**Activity:**
Collect all lines from the listing that include the string "increase".

**Records provided:**
■ ■ ■
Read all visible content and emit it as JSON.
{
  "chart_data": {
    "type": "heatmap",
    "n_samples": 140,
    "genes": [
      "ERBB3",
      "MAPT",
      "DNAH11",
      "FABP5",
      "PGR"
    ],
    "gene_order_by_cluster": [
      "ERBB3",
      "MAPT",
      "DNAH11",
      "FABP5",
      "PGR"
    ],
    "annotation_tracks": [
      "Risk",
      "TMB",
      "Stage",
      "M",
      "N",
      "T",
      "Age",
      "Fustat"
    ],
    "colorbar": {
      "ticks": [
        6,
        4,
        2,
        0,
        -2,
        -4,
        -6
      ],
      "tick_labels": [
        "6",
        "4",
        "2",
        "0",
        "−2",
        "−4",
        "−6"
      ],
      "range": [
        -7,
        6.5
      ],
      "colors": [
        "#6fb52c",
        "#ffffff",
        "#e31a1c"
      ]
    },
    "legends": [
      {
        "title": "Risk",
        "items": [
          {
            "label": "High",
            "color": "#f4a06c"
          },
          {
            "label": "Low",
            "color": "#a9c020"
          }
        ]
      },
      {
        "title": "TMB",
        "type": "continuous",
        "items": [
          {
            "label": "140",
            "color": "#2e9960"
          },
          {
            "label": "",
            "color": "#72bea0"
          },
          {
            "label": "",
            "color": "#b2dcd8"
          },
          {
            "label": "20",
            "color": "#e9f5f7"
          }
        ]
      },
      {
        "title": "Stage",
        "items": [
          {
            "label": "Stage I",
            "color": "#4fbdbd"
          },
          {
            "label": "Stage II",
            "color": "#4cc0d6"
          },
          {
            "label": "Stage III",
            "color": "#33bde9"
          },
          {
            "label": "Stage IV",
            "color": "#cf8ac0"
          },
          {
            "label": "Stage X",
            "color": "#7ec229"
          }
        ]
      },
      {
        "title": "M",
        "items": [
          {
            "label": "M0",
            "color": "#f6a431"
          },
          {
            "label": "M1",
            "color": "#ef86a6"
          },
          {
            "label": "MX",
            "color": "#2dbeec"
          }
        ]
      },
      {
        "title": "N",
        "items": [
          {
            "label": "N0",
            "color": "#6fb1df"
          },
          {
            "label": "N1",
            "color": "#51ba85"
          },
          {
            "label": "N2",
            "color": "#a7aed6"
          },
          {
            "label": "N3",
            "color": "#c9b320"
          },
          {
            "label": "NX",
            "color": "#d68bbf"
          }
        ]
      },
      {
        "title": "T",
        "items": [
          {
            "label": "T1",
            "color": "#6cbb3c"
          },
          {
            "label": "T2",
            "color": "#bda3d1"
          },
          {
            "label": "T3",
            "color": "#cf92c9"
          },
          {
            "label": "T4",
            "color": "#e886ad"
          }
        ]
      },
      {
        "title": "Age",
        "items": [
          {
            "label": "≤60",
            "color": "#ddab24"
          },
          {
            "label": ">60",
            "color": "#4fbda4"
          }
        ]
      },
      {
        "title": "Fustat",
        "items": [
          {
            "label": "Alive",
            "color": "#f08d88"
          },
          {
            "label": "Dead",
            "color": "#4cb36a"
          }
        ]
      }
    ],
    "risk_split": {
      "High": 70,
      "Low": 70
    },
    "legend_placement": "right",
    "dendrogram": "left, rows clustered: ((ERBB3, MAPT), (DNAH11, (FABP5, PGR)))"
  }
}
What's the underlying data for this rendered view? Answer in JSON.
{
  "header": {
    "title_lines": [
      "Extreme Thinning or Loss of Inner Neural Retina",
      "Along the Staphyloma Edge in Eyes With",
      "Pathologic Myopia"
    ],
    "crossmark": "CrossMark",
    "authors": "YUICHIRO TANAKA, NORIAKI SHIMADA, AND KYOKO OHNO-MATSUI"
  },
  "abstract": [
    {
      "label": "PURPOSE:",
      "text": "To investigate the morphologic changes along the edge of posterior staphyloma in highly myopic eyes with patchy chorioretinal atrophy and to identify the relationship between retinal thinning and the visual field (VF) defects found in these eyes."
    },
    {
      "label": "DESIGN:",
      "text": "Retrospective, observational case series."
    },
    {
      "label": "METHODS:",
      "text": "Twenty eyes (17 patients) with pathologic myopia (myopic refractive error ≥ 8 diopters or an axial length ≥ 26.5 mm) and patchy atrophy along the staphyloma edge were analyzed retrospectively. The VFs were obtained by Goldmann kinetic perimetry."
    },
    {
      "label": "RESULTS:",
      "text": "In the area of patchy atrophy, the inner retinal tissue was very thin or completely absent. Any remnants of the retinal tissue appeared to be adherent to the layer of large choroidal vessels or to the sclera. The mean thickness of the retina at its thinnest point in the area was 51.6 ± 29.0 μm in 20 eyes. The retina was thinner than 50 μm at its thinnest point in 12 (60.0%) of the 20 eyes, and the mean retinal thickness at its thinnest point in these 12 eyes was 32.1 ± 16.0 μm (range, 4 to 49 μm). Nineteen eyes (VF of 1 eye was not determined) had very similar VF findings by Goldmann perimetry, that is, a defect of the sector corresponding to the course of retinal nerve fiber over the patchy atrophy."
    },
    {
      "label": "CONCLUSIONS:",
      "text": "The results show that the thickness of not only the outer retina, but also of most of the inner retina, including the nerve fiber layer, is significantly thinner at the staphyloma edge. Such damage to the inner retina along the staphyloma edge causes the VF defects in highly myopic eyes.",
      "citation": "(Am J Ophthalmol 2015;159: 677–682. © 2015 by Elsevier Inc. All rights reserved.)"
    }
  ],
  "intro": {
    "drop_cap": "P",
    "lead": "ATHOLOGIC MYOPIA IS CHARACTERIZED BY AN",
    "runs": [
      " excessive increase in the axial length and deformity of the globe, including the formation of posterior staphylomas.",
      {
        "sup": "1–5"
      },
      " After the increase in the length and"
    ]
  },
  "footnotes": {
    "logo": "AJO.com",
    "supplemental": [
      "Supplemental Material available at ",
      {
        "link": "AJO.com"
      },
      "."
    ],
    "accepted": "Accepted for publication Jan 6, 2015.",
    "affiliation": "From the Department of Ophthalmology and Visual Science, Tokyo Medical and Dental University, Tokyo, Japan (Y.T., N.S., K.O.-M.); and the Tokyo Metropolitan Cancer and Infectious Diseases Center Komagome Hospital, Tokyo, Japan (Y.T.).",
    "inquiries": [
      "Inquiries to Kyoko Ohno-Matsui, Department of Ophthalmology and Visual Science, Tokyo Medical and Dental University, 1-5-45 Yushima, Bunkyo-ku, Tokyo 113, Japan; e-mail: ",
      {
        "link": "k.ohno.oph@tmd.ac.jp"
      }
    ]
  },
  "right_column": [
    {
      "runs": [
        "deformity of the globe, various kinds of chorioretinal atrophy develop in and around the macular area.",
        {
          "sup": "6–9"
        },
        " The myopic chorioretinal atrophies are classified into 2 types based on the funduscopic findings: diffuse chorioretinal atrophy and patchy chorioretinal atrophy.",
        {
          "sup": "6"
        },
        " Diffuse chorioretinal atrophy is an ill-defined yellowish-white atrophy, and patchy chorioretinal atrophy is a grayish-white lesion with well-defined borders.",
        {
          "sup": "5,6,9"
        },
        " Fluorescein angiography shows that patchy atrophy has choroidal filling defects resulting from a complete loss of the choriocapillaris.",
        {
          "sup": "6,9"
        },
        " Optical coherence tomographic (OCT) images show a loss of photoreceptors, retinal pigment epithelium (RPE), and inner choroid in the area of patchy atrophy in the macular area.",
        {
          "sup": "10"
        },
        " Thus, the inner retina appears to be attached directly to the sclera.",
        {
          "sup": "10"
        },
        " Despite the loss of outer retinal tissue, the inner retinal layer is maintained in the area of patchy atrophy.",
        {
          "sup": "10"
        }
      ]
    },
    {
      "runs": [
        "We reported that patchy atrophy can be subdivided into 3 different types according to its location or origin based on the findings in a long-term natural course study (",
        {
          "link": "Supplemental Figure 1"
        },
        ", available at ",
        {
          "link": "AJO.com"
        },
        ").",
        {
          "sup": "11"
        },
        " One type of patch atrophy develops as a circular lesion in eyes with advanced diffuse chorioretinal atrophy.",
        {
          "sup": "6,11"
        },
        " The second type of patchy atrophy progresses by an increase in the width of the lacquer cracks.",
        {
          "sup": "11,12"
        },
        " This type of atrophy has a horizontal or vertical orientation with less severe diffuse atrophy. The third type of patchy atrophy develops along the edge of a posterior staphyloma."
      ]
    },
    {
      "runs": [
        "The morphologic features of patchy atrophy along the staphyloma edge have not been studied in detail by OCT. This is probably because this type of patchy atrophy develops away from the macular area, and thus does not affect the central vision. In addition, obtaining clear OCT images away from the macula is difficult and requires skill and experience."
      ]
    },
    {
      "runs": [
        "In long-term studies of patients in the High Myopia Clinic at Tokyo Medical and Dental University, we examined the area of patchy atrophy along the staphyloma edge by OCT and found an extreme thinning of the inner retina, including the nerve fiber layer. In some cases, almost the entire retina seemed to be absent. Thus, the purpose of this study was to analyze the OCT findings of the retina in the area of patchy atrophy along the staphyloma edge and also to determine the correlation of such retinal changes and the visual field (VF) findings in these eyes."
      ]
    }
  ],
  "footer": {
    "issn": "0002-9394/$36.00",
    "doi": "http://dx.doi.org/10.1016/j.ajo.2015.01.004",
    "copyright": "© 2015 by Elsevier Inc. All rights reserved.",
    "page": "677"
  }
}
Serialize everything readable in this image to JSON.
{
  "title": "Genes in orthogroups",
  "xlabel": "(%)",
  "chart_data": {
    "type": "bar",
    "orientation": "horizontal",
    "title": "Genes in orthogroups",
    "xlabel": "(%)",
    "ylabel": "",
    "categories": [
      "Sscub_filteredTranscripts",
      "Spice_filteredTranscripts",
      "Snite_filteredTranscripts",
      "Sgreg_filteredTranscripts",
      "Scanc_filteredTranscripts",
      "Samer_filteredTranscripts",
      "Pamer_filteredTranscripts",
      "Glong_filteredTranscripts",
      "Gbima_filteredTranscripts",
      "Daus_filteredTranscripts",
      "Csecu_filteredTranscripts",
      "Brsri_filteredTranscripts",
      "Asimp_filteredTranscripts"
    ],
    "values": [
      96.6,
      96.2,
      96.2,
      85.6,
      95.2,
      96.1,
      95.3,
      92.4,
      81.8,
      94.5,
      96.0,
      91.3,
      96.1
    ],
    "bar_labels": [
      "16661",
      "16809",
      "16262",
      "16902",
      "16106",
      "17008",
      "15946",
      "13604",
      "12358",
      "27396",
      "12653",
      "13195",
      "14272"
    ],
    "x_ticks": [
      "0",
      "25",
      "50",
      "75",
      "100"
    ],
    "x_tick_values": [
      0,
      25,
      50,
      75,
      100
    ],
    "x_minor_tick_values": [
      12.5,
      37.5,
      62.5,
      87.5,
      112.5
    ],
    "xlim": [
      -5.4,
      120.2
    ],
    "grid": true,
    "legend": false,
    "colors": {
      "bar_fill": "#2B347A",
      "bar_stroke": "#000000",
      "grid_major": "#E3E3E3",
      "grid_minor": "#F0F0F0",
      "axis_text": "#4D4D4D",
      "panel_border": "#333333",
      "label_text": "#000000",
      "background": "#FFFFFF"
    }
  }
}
■ ■ ■
**Answer box:**
      " excessive increase in the axial length and deformity of the globe, including the formation of posterior staphylomas.",
      " After the increase in the length and"
        " The second type of patchy atrophy progresses by an increase in the width of the lacquer cracks.",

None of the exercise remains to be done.